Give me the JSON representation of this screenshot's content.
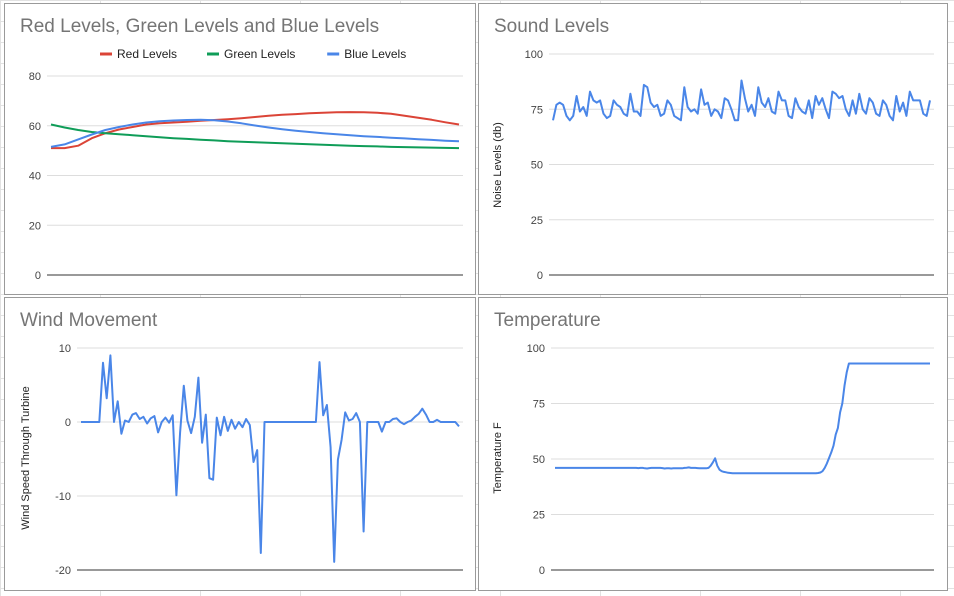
{
  "chart_data": [
    {
      "id": "colors",
      "type": "line",
      "title": "Red Levels, Green Levels and Blue Levels",
      "ylabel": "",
      "ylim": [
        0,
        80
      ],
      "yticks": [
        0,
        20,
        40,
        60,
        80
      ],
      "legend": "top",
      "grid": true,
      "series": [
        {
          "name": "Red Levels",
          "color": "#db4437",
          "values": [
            51,
            51,
            52,
            55,
            57,
            58.5,
            59.5,
            60.5,
            61,
            61.3,
            61.6,
            62,
            62.3,
            62.6,
            63,
            63.5,
            64,
            64.4,
            64.7,
            65,
            65.2,
            65.4,
            65.5,
            65.4,
            65.2,
            64.8,
            64,
            63.2,
            62.4,
            61.4,
            60.5
          ]
        },
        {
          "name": "Green Levels",
          "color": "#0f9d58",
          "values": [
            60.5,
            59.3,
            58.3,
            57.5,
            57,
            56.6,
            56.2,
            55.8,
            55.4,
            55,
            54.7,
            54.4,
            54.1,
            53.8,
            53.6,
            53.4,
            53.2,
            53,
            52.8,
            52.6,
            52.4,
            52.2,
            52,
            51.8,
            51.7,
            51.5,
            51.4,
            51.3,
            51.2,
            51.1,
            51
          ]
        },
        {
          "name": "Blue Levels",
          "color": "#4a86e8",
          "values": [
            51.5,
            52.5,
            54.5,
            56.5,
            58.3,
            59.5,
            60.5,
            61.3,
            61.8,
            62.1,
            62.3,
            62.4,
            62.2,
            61.7,
            61,
            60.1,
            59.3,
            58.6,
            58,
            57.5,
            57,
            56.6,
            56.2,
            55.8,
            55.5,
            55.2,
            54.9,
            54.6,
            54.3,
            54,
            53.8
          ]
        }
      ]
    },
    {
      "id": "sound",
      "type": "line",
      "title": "Sound Levels",
      "ylabel": "Noise Levels (db)",
      "ylim": [
        0,
        100
      ],
      "yticks": [
        0,
        25,
        50,
        75,
        100
      ],
      "grid": true,
      "series": [
        {
          "name": "",
          "color": "#4a86e8",
          "values": [
            70,
            77,
            78,
            77,
            72,
            70,
            72,
            81,
            74,
            76,
            72,
            83,
            79,
            78,
            79,
            73,
            71,
            72,
            79,
            77,
            76,
            73,
            72,
            82,
            74,
            74,
            72,
            86,
            85,
            78,
            76,
            77,
            72,
            73,
            79,
            77,
            72,
            71,
            70,
            85,
            76,
            74,
            75,
            73,
            84,
            77,
            78,
            72,
            75,
            74,
            71,
            80,
            79,
            75,
            70,
            70,
            88,
            80,
            74,
            77,
            72,
            85,
            78,
            76,
            80,
            74,
            73,
            83,
            79,
            79,
            72,
            71,
            80,
            76,
            74,
            73,
            79,
            71,
            81,
            77,
            80,
            75,
            71,
            83,
            82,
            80,
            81,
            75,
            72,
            79,
            73,
            82,
            75,
            73,
            80,
            78,
            73,
            72,
            79,
            77,
            72,
            70,
            81,
            74,
            78,
            72,
            83,
            79,
            79,
            79,
            73,
            72,
            79
          ]
        }
      ]
    },
    {
      "id": "wind",
      "type": "line",
      "title": "Wind Movement",
      "ylabel": "Wind Speed Through Turbine",
      "ylim": [
        -20,
        10
      ],
      "yticks": [
        -20,
        -10,
        0,
        10
      ],
      "grid": true,
      "series": [
        {
          "name": "",
          "color": "#4a86e8",
          "values": [
            0,
            0,
            0,
            0,
            0,
            0,
            8,
            3.2,
            9,
            0,
            2.8,
            -1.6,
            0.2,
            0,
            1,
            1.2,
            0.4,
            0.7,
            -0.2,
            0.5,
            0.8,
            -1.4,
            0,
            0.6,
            -0.1,
            0.9,
            -9.9,
            -1.4,
            4.9,
            0.2,
            -1.5,
            0.7,
            6,
            -2.8,
            1,
            -7.6,
            -7.8,
            0.6,
            -1.8,
            0.7,
            -1.2,
            0.3,
            -0.9,
            0,
            -0.7,
            0.4,
            -0.4,
            -5.4,
            -3.8,
            -17.7,
            0,
            0,
            0,
            0,
            0,
            0,
            0,
            0,
            0,
            0,
            0,
            0,
            0,
            0,
            0,
            8.1,
            0.9,
            2.3,
            -3.4,
            -18.9,
            -5.1,
            -2.4,
            1.3,
            0.2,
            0.4,
            1.2,
            0,
            -14.8,
            0,
            0,
            0,
            0,
            -1.3,
            0,
            0,
            0.4,
            0.5,
            0,
            -0.3,
            0,
            0.2,
            0.7,
            1.1,
            1.8,
            1,
            0,
            0,
            0.3,
            0,
            0,
            0,
            0,
            0,
            -0.6
          ]
        }
      ]
    },
    {
      "id": "temperature",
      "type": "line",
      "title": "Temperature",
      "ylabel": "Temperature F",
      "ylim": [
        0,
        100
      ],
      "yticks": [
        0,
        25,
        50,
        75,
        100
      ],
      "grid": true,
      "series": [
        {
          "name": "",
          "color": "#4a86e8",
          "values": [
            46,
            46,
            46,
            46,
            46,
            46,
            46,
            46,
            46,
            46,
            46,
            46,
            46,
            46,
            46,
            46,
            46,
            46,
            46,
            46,
            46,
            46,
            46,
            46,
            46,
            46,
            46,
            46,
            46,
            46,
            46,
            46,
            46,
            46,
            46,
            46,
            46,
            46,
            45.9,
            46,
            46,
            45.8,
            45.7,
            45.9,
            46,
            46,
            46,
            46,
            46,
            45.9,
            45.7,
            45.8,
            45.8,
            45.7,
            45.8,
            45.8,
            45.8,
            45.8,
            45.8,
            46,
            46.1,
            46.2,
            46,
            46,
            46,
            45.9,
            45.8,
            45.8,
            45.8,
            45.8,
            46,
            47,
            48.5,
            50.3,
            47,
            45.2,
            44.5,
            44.2,
            44,
            43.8,
            43.7,
            43.6,
            43.6,
            43.6,
            43.6,
            43.6,
            43.6,
            43.6,
            43.6,
            43.6,
            43.6,
            43.6,
            43.6,
            43.6,
            43.6,
            43.6,
            43.6,
            43.6,
            43.6,
            43.6,
            43.6,
            43.6,
            43.6,
            43.6,
            43.6,
            43.6,
            43.6,
            43.6,
            43.6,
            43.6,
            43.6,
            43.6,
            43.6,
            43.6,
            43.6,
            43.6,
            43.6,
            43.6,
            43.6,
            43.6,
            43.7,
            43.9,
            44.5,
            46,
            48,
            50.5,
            53,
            56,
            61,
            64,
            71,
            75,
            83,
            89,
            93,
            93,
            93,
            93,
            93,
            93,
            93,
            93,
            93,
            93,
            93,
            93,
            93,
            93,
            93,
            93,
            93,
            93,
            93,
            93,
            93,
            93,
            93,
            93,
            93,
            93,
            93,
            93,
            93,
            93,
            93,
            93,
            93,
            93,
            93,
            93,
            93,
            93
          ]
        }
      ]
    }
  ]
}
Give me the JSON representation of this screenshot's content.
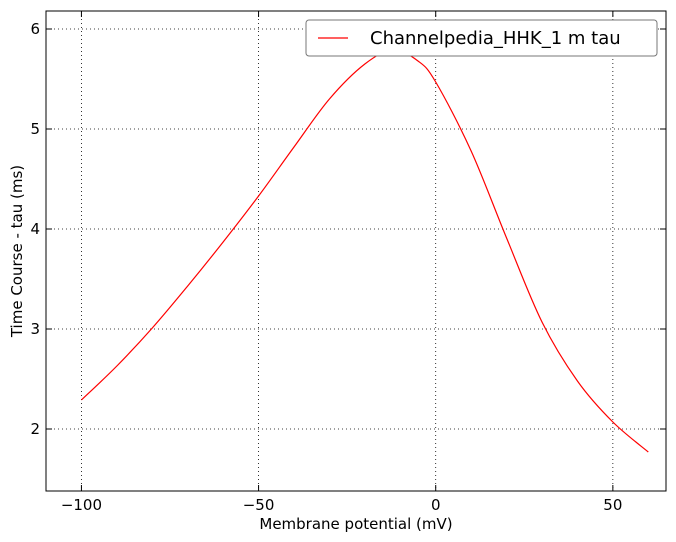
{
  "chart_data": {
    "type": "line",
    "title": "",
    "xlabel": "Membrane potential (mV)",
    "ylabel": "Time Course - tau (ms)",
    "xlim": [
      -110,
      65
    ],
    "ylim": [
      1.38,
      6.18
    ],
    "xticks": [
      -100,
      -50,
      0,
      50
    ],
    "xtick_labels": [
      "−100",
      "−50",
      "0",
      "50"
    ],
    "yticks": [
      2,
      3,
      4,
      5,
      6
    ],
    "ytick_labels": [
      "2",
      "3",
      "4",
      "5",
      "6"
    ],
    "grid": true,
    "legend_placement": "top-right",
    "series": [
      {
        "name": "Channelpedia_HHK_1 m tau",
        "color": "#ff0000",
        "x": [
          -100,
          -90,
          -80,
          -70,
          -60,
          -50,
          -40,
          -30,
          -20,
          -12,
          -5,
          0,
          10,
          20,
          30,
          40,
          50,
          60
        ],
        "y": [
          2.29,
          2.63,
          3.01,
          3.43,
          3.87,
          4.33,
          4.82,
          5.3,
          5.65,
          5.79,
          5.68,
          5.47,
          4.78,
          3.91,
          3.07,
          2.48,
          2.07,
          1.77
        ]
      }
    ]
  }
}
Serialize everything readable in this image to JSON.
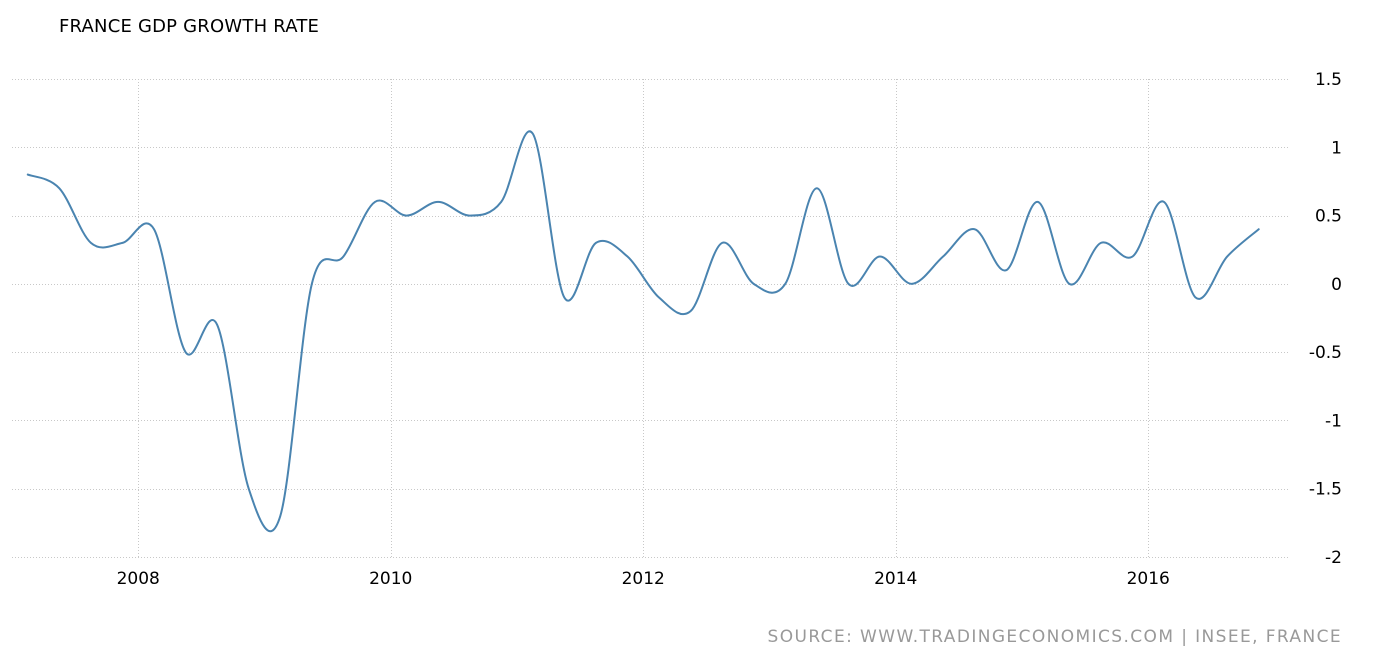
{
  "colors": {
    "series": "#4a84b0",
    "grid": "#c8c8c8",
    "text": "#000000",
    "source": "#999999"
  },
  "source": "SOURCE: WWW.TRADINGECONOMICS.COM | INSEE, FRANCE",
  "chart_data": {
    "type": "line",
    "title": "FRANCE GDP GROWTH RATE",
    "xlabel": "",
    "ylabel": "",
    "xlim": [
      2007.0,
      2017.25
    ],
    "ylim": [
      -2,
      1.5
    ],
    "y_ticks": [
      -2,
      -1.5,
      -1,
      -0.5,
      0,
      0.5,
      1,
      1.5
    ],
    "y_tick_labels": [
      "-2",
      "-1.5",
      "-1",
      "-0.5",
      "0",
      "0.5",
      "1",
      "1.5"
    ],
    "x_ticks": [
      2008,
      2010,
      2012,
      2014,
      2016
    ],
    "x_tick_labels": [
      "2008",
      "2010",
      "2012",
      "2014",
      "2016"
    ],
    "grid": true,
    "legend": "none",
    "series": [
      {
        "x": [
          2007.125,
          2007.375,
          2007.625,
          2007.875,
          2008.125,
          2008.375,
          2008.625,
          2008.875,
          2009.125,
          2009.375,
          2009.625,
          2009.875,
          2010.125,
          2010.375,
          2010.625,
          2010.875,
          2011.125,
          2011.375,
          2011.625,
          2011.875,
          2012.125,
          2012.375,
          2012.625,
          2012.875,
          2013.125,
          2013.375,
          2013.625,
          2013.875,
          2014.125,
          2014.375,
          2014.625,
          2014.875,
          2015.125,
          2015.375,
          2015.625,
          2015.875,
          2016.125,
          2016.375,
          2016.625,
          2016.875
        ],
        "values": [
          0.8,
          0.7,
          0.3,
          0.3,
          0.4,
          -0.5,
          -0.3,
          -1.5,
          -1.7,
          0.0,
          0.2,
          0.6,
          0.5,
          0.6,
          0.5,
          0.6,
          1.1,
          -0.1,
          0.3,
          0.2,
          -0.1,
          -0.2,
          0.3,
          0.0,
          0.0,
          0.7,
          0.0,
          0.2,
          0.0,
          0.2,
          0.4,
          0.1,
          0.6,
          0.0,
          0.3,
          0.2,
          0.6,
          -0.1,
          0.2,
          0.4
        ]
      }
    ]
  }
}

□ □ □ □ □ □ □

#### YOUR INSTRUCTIONS
Search the material above for "ylabel". Pull out each line where it shows up.

#### RESULT FOR THIS TASK
      "ylabel": "",
      "ylabel": "Noise Levels (db)",
      "ylabel": "Wind Speed Through Turbine",
      "ylabel": "Temperature F",
    "ylabel": "Time Course - tau (ms)",
    "ylabel": "",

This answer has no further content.